| What needs to be done |
Please transcribe, without any change, the stretch of entries below from the line containing "hamburger-menu-icon[interactable]: [767, 191, 780, 201]" through the line containing "mobile-hero-subtitle: LOREM IPSUM".

| Exercise inputs |
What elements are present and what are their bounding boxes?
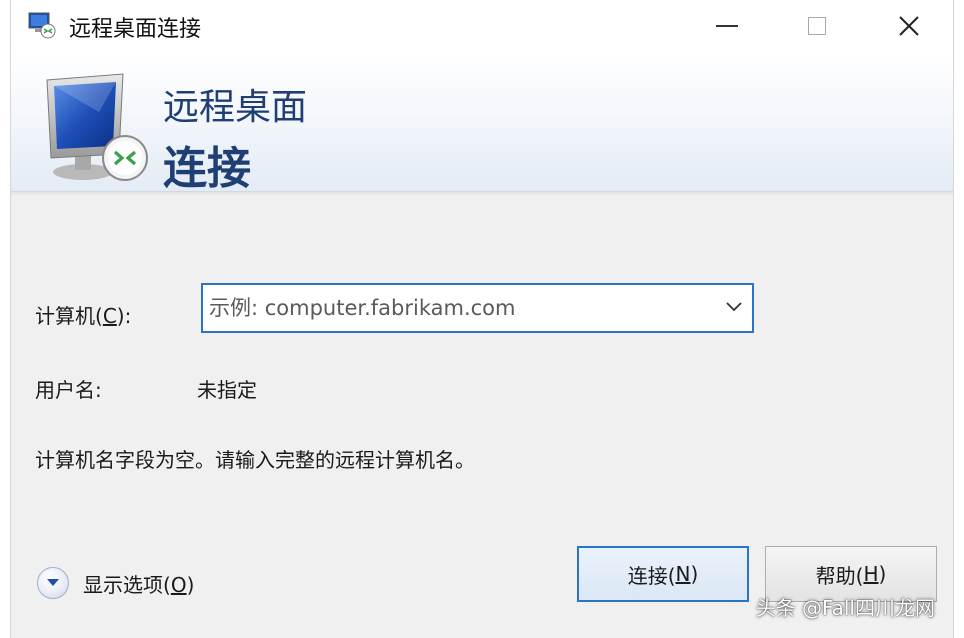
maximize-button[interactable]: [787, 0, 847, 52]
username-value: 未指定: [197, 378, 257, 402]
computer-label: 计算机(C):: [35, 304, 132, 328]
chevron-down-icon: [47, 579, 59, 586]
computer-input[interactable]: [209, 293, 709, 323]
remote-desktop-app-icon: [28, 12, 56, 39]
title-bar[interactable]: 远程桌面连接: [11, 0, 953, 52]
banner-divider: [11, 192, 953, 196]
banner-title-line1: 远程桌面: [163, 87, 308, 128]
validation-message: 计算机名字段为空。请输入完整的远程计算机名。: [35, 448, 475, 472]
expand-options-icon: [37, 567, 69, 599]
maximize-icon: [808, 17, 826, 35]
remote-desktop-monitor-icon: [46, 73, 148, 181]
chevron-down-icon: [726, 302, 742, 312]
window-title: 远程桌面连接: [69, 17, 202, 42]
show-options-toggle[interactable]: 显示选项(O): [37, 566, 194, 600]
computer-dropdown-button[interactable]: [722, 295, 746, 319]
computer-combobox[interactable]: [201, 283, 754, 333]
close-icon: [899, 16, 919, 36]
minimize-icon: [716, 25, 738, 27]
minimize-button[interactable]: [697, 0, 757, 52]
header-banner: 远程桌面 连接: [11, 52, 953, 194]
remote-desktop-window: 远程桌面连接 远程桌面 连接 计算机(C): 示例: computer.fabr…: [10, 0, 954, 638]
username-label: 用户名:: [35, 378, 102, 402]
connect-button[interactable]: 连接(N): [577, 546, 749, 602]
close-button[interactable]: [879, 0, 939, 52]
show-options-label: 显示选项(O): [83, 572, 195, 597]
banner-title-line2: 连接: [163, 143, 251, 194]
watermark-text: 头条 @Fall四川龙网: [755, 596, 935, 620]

==

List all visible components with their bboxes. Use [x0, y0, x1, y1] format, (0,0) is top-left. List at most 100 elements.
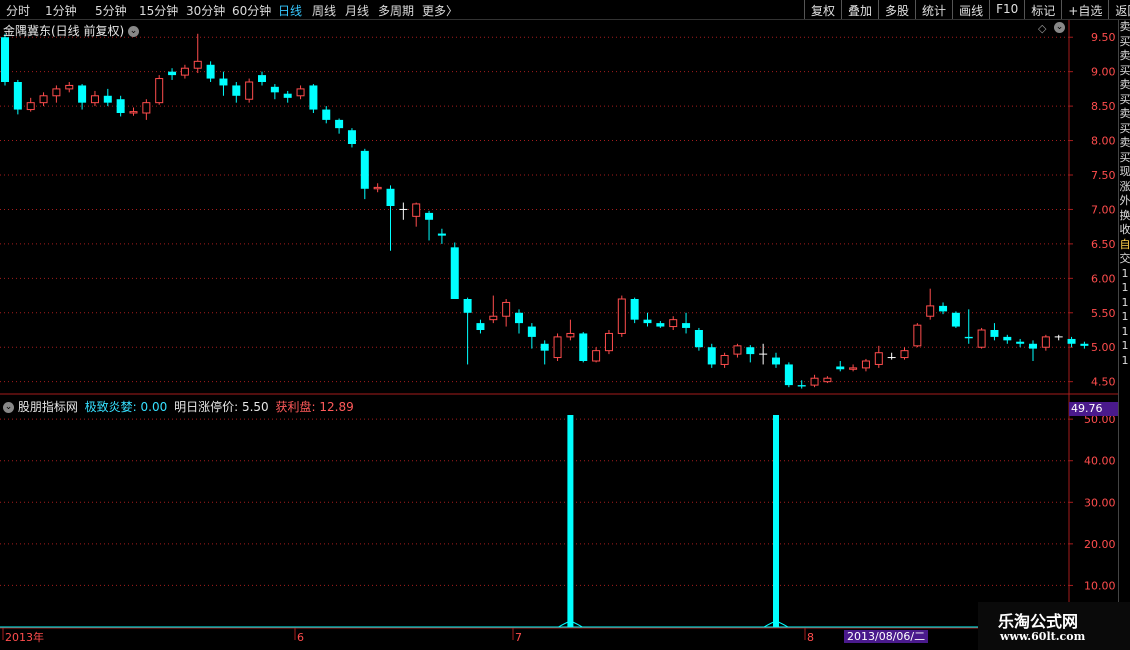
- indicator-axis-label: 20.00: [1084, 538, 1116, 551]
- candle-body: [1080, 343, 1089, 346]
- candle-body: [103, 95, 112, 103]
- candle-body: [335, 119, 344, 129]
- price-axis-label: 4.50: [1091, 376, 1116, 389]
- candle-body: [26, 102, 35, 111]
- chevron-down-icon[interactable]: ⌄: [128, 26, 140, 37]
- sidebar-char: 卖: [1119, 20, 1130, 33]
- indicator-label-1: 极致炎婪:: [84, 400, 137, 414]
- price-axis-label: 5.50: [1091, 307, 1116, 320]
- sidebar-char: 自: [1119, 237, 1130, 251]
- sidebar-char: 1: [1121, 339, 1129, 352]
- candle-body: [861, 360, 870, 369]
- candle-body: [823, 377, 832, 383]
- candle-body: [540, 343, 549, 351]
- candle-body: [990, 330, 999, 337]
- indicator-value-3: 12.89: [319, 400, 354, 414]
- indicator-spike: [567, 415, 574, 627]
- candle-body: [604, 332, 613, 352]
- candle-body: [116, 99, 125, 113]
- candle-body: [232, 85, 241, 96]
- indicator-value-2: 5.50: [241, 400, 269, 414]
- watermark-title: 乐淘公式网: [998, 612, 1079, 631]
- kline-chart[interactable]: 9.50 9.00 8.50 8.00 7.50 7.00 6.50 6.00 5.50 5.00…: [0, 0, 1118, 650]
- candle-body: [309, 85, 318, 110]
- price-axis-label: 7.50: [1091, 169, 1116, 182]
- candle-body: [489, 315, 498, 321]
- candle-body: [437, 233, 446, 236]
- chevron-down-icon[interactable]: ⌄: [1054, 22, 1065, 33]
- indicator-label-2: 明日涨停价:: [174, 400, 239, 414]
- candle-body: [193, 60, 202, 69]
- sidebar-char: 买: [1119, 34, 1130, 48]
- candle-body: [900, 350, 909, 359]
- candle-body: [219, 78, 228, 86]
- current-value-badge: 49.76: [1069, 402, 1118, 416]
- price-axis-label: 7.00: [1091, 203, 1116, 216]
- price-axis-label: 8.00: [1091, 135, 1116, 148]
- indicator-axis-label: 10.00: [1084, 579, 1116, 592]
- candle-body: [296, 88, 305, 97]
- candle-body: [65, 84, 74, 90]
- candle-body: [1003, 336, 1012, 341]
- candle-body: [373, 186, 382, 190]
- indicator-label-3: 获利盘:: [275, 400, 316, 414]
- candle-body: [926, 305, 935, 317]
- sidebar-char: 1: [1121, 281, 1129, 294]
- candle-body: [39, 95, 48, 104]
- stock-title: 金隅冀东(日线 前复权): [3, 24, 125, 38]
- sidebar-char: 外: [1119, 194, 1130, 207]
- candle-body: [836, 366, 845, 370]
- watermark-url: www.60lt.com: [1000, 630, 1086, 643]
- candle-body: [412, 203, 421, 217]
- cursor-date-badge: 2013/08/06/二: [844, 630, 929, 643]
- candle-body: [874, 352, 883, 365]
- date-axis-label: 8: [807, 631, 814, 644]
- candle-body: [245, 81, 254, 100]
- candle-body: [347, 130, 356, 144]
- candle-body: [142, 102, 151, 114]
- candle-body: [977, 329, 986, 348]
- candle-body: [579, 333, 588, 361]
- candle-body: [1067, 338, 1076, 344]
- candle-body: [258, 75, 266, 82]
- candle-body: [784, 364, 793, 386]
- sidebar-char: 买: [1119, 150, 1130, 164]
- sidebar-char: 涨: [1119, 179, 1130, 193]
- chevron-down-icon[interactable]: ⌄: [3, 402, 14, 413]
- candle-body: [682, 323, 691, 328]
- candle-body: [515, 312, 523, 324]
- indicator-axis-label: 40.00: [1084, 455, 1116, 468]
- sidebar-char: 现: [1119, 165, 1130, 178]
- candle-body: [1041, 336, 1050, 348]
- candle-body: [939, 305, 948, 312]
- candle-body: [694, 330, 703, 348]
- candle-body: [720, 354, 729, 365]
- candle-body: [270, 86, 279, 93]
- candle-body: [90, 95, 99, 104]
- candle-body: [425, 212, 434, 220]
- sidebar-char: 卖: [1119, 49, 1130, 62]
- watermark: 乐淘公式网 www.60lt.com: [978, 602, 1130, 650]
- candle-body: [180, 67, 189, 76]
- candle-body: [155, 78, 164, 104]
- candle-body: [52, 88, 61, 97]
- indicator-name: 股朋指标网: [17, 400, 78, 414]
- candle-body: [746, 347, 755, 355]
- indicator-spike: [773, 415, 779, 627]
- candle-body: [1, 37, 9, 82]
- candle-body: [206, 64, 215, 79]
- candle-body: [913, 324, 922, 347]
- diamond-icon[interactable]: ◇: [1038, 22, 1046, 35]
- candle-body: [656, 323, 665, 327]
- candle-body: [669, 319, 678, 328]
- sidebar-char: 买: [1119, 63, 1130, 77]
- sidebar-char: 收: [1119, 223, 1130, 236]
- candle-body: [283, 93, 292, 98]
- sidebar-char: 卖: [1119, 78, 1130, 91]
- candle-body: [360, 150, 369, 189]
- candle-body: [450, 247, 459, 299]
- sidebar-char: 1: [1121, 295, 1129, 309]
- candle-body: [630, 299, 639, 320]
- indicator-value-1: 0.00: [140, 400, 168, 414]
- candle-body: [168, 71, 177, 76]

...

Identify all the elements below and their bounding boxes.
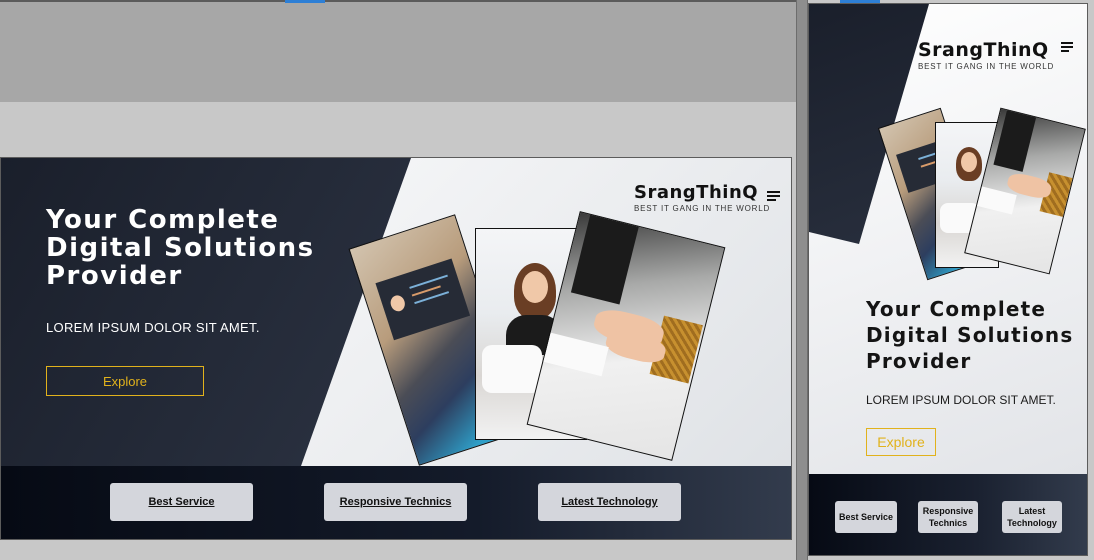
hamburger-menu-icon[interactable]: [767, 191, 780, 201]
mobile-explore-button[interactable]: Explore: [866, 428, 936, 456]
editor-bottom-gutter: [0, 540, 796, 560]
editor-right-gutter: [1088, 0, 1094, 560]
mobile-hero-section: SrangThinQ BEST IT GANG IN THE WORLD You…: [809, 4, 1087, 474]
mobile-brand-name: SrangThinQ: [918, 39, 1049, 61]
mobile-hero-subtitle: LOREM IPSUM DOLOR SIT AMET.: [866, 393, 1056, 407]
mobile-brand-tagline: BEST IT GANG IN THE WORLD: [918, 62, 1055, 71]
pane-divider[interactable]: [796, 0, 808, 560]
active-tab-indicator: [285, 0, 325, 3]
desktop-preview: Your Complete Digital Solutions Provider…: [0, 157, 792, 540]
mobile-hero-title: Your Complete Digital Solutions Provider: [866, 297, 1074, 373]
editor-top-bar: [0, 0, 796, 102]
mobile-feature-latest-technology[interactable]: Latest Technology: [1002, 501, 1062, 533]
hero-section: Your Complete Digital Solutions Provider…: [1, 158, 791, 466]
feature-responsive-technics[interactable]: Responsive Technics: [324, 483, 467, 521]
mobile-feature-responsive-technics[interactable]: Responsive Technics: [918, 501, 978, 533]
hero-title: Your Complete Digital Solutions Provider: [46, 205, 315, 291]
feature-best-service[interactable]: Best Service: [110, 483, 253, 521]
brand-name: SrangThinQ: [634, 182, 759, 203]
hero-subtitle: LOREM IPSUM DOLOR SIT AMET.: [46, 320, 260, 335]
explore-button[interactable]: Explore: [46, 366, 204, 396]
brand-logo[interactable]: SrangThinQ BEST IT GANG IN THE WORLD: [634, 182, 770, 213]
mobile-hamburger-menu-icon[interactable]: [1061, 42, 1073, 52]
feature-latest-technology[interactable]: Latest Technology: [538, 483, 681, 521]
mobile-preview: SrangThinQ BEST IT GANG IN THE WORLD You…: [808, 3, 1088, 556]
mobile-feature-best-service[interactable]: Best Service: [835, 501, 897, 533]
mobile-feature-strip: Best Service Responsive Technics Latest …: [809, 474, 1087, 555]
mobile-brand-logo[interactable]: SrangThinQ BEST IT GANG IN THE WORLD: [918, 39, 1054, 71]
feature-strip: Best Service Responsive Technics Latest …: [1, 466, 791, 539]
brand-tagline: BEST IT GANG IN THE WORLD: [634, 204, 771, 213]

| Problem solution |
hamburger-menu-icon[interactable]: [767, 191, 780, 201]
mobile-explore-button[interactable]: Explore: [866, 428, 936, 456]
editor-bottom-gutter: [0, 540, 796, 560]
editor-right-gutter: [1088, 0, 1094, 560]
mobile-hero-section: SrangThinQ BEST IT GANG IN THE WORLD You…: [809, 4, 1087, 474]
mobile-brand-name: SrangThinQ: [918, 39, 1049, 61]
mobile-hero-subtitle: LOREM IPSUM DOLOR SIT AMET.: [866, 393, 1056, 407]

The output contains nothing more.